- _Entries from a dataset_
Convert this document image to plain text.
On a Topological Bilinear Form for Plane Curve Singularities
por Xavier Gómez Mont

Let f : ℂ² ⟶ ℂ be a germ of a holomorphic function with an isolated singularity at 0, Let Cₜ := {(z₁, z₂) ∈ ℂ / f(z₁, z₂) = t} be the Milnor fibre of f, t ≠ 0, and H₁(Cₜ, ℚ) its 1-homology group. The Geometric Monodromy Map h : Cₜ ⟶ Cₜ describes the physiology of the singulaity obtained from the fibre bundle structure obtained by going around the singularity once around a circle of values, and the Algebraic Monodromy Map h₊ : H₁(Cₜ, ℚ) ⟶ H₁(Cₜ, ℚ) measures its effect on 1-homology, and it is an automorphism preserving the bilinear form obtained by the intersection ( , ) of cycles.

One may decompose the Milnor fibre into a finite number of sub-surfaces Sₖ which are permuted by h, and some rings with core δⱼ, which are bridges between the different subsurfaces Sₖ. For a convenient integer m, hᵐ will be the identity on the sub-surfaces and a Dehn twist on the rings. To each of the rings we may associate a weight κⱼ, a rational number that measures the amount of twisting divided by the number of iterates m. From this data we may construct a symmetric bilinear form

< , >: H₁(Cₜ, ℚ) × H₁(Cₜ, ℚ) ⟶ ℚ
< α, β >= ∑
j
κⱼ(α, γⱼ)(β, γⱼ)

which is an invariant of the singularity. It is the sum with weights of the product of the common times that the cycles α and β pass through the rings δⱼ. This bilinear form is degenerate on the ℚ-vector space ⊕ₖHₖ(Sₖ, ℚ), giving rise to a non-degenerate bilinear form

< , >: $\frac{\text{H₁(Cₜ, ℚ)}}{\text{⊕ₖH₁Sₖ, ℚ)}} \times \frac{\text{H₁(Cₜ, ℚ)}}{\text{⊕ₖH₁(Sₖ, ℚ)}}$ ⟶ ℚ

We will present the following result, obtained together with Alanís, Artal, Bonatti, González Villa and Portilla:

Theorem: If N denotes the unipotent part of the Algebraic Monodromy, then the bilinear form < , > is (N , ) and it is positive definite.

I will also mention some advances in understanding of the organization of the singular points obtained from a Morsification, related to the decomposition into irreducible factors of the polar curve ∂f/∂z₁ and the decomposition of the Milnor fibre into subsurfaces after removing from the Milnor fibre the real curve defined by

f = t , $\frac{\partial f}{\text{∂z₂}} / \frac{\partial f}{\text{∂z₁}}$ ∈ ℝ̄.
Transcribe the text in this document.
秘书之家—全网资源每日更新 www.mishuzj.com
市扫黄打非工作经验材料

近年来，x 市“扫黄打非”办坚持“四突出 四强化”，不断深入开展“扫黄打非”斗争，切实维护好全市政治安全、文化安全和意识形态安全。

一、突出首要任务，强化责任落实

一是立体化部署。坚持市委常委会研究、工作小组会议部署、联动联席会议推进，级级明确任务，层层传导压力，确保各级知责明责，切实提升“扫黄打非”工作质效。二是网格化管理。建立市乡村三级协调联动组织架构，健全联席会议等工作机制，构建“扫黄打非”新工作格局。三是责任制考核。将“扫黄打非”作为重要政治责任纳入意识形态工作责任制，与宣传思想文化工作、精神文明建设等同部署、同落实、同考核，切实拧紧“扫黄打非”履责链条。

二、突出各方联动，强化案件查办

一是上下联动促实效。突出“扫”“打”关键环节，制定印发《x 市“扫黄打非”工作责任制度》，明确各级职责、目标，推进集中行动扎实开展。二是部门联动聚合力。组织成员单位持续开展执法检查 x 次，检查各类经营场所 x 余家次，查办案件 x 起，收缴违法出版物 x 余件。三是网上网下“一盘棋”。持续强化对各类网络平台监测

- _What you have to do_
Return exactly, and only, the line containing "Transcribe the text in this document." and every line after it through the end of the material.

- _Solved exercise_
Transcribe the text in this document.
秘书之家—全网资源每日更新 www.mishuzj.com
市扫黄打非工作经验材料

近年来，x 市“扫黄打非”办坚持“四突出 四强化”，不断深入开展“扫黄打非”斗争，切实维护好全市政治安全、文化安全和意识形态安全。

一、突出首要任务，强化责任落实

一是立体化部署。坚持市委常委会研究、工作小组会议部署、联动联席会议推进，级级明确任务，层层传导压力，确保各级知责明责，切实提升“扫黄打非”工作质效。二是网格化管理。建立市乡村三级协调联动组织架构，健全联席会议等工作机制，构建“扫黄打非”新工作格局。三是责任制考核。将“扫黄打非”作为重要政治责任纳入意识形态工作责任制，与宣传思想文化工作、精神文明建设等同部署、同落实、同考核，切实拧紧“扫黄打非”履责链条。

二、突出各方联动，强化案件查办

一是上下联动促实效。突出“扫”“打”关键环节，制定印发《x 市“扫黄打非”工作责任制度》，明确各级职责、目标，推进集中行动扎实开展。二是部门联动聚合力。组织成员单位持续开展执法检查 x 次，检查各类经营场所 x 余家次，查办案件 x 起，收缴违法出版物 x 余件。三是网上网下“一盘棋”。持续强化对各类网络平台监测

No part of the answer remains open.